━━ DATA PROVIDED
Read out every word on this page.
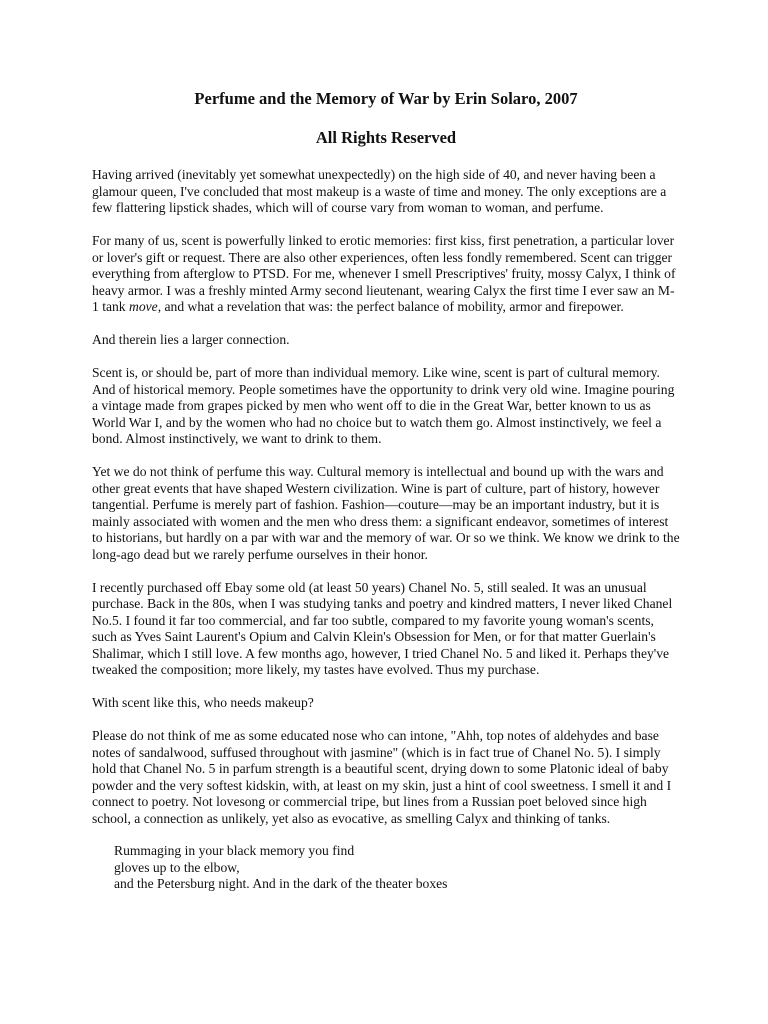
Perfume and the Memory of War by Erin Solaro, 2007
All Rights Reserved

Having arrived (inevitably yet somewhat unexpectedly) on the high side of 40, and never having been a glamour queen, I've concluded that most makeup is a waste of time and money. The only exceptions are a few flattering lipstick shades, which will of course vary from woman to woman, and perfume.

For many of us, scent is powerfully linked to erotic memories: first kiss, first penetration, a particular lover or lover's gift or request. There are also other experiences, often less fondly remembered. Scent can trigger everything from afterglow to PTSD. For me, whenever I smell Prescriptives' fruity, mossy Calyx, I think of heavy armor. I was a freshly minted Army second lieutenant, wearing Calyx the first time I ever saw an M-1 tank move, and what a revelation that was: the perfect balance of mobility, armor and firepower.

And therein lies a larger connection.

Scent is, or should be, part of more than individual memory. Like wine, scent is part of cultural memory. And of historical memory. People sometimes have the opportunity to drink very old wine. Imagine pouring a vintage made from grapes picked by men who went off to die in the Great War, better known to us as World War I, and by the women who had no choice but to watch them go. Almost instinctively, we feel a bond. Almost instinctively, we want to drink to them.

Yet we do not think of perfume this way. Cultural memory is intellectual and bound up with the wars and other great events that have shaped Western civilization. Wine is part of culture, part of history, however tangential. Perfume is merely part of fashion. Fashion—couture—may be an important industry, but it is mainly associated with women and the men who dress them: a significant endeavor, sometimes of interest to historians, but hardly on a par with war and the memory of war. Or so we think. We know we drink to the long-ago dead but we rarely perfume ourselves in their honor.

I recently purchased off Ebay some old (at least 50 years) Chanel No. 5, still sealed. It was an unusual purchase. Back in the 80s, when I was studying tanks and poetry and kindred matters, I never liked Chanel No.5. I found it far too commercial, and far too subtle, compared to my favorite young woman's scents, such as Yves Saint Laurent's Opium and Calvin Klein's Obsession for Men, or for that matter Guerlain's Shalimar, which I still love. A few months ago, however, I tried Chanel No. 5 and liked it. Perhaps they've tweaked the composition; more likely, my tastes have evolved. Thus my purchase.

With scent like this, who needs makeup?

Please do not think of me as some educated nose who can intone, "Ahh, top notes of aldehydes and base notes of sandalwood, suffused throughout with jasmine" (which is in fact true of Chanel No. 5). I simply hold that Chanel No. 5 in parfum strength is a beautiful scent, drying down to some Platonic ideal of baby powder and the very softest kidskin, with, at least on my skin, just a hint of cool sweetness. I smell it and I connect to poetry. Not lovesong or commercial tripe, but lines from a Russian poet beloved since high school, a connection as unlikely, yet also as evocative, as smelling Calyx and thinking of tanks.

Rummaging in your black memory you find
gloves up to the elbow,
and the Petersburg night. And in the dark of the theater boxes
━━━━
**SET EXERCISE**
Every line of the material is to be quoted exactly, with no pictures carried over.

**WRITTEN ANSWER**
Read out every word on this page.
Perfume and the Memory of War by Erin Solaro, 2007
All Rights Reserved

Having arrived (inevitably yet somewhat unexpectedly) on the high side of 40, and never having been a glamour queen, I've concluded that most makeup is a waste of time and money. The only exceptions are a few flattering lipstick shades, which will of course vary from woman to woman, and perfume.

For many of us, scent is powerfully linked to erotic memories: first kiss, first penetration, a particular lover or lover's gift or request. There are also other experiences, often less fondly remembered. Scent can trigger everything from afterglow to PTSD. For me, whenever I smell Prescriptives' fruity, mossy Calyx, I think of heavy armor. I was a freshly minted Army second lieutenant, wearing Calyx the first time I ever saw an M-1 tank move, and what a revelation that was: the perfect balance of mobility, armor and firepower.

And therein lies a larger connection.

Scent is, or should be, part of more than individual memory. Like wine, scent is part of cultural memory. And of historical memory. People sometimes have the opportunity to drink very old wine. Imagine pouring a vintage made from grapes picked by men who went off to die in the Great War, better known to us as World War I, and by the women who had no choice but to watch them go. Almost instinctively, we feel a bond. Almost instinctively, we want to drink to them.

Yet we do not think of perfume this way. Cultural memory is intellectual and bound up with the wars and other great events that have shaped Western civilization. Wine is part of culture, part of history, however tangential. Perfume is merely part of fashion. Fashion—couture—may be an important industry, but it is mainly associated with women and the men who dress them: a significant endeavor, sometimes of interest to historians, but hardly on a par with war and the memory of war. Or so we think. We know we drink to the long-ago dead but we rarely perfume ourselves in their honor.

I recently purchased off Ebay some old (at least 50 years) Chanel No. 5, still sealed. It was an unusual purchase. Back in the 80s, when I was studying tanks and poetry and kindred matters, I never liked Chanel No.5. I found it far too commercial, and far too subtle, compared to my favorite young woman's scents, such as Yves Saint Laurent's Opium and Calvin Klein's Obsession for Men, or for that matter Guerlain's Shalimar, which I still love. A few months ago, however, I tried Chanel No. 5 and liked it. Perhaps they've tweaked the composition; more likely, my tastes have evolved. Thus my purchase.

With scent like this, who needs makeup?

Please do not think of me as some educated nose who can intone, "Ahh, top notes of aldehydes and base notes of sandalwood, suffused throughout with jasmine" (which is in fact true of Chanel No. 5). I simply hold that Chanel No. 5 in parfum strength is a beautiful scent, drying down to some Platonic ideal of baby powder and the very softest kidskin, with, at least on my skin, just a hint of cool sweetness. I smell it and I connect to poetry. Not lovesong or commercial tripe, but lines from a Russian poet beloved since high school, a connection as unlikely, yet also as evocative, as smelling Calyx and thinking of tanks.

Rummaging in your black memory you find
gloves up to the elbow,
and the Petersburg night. And in the dark of the theater boxes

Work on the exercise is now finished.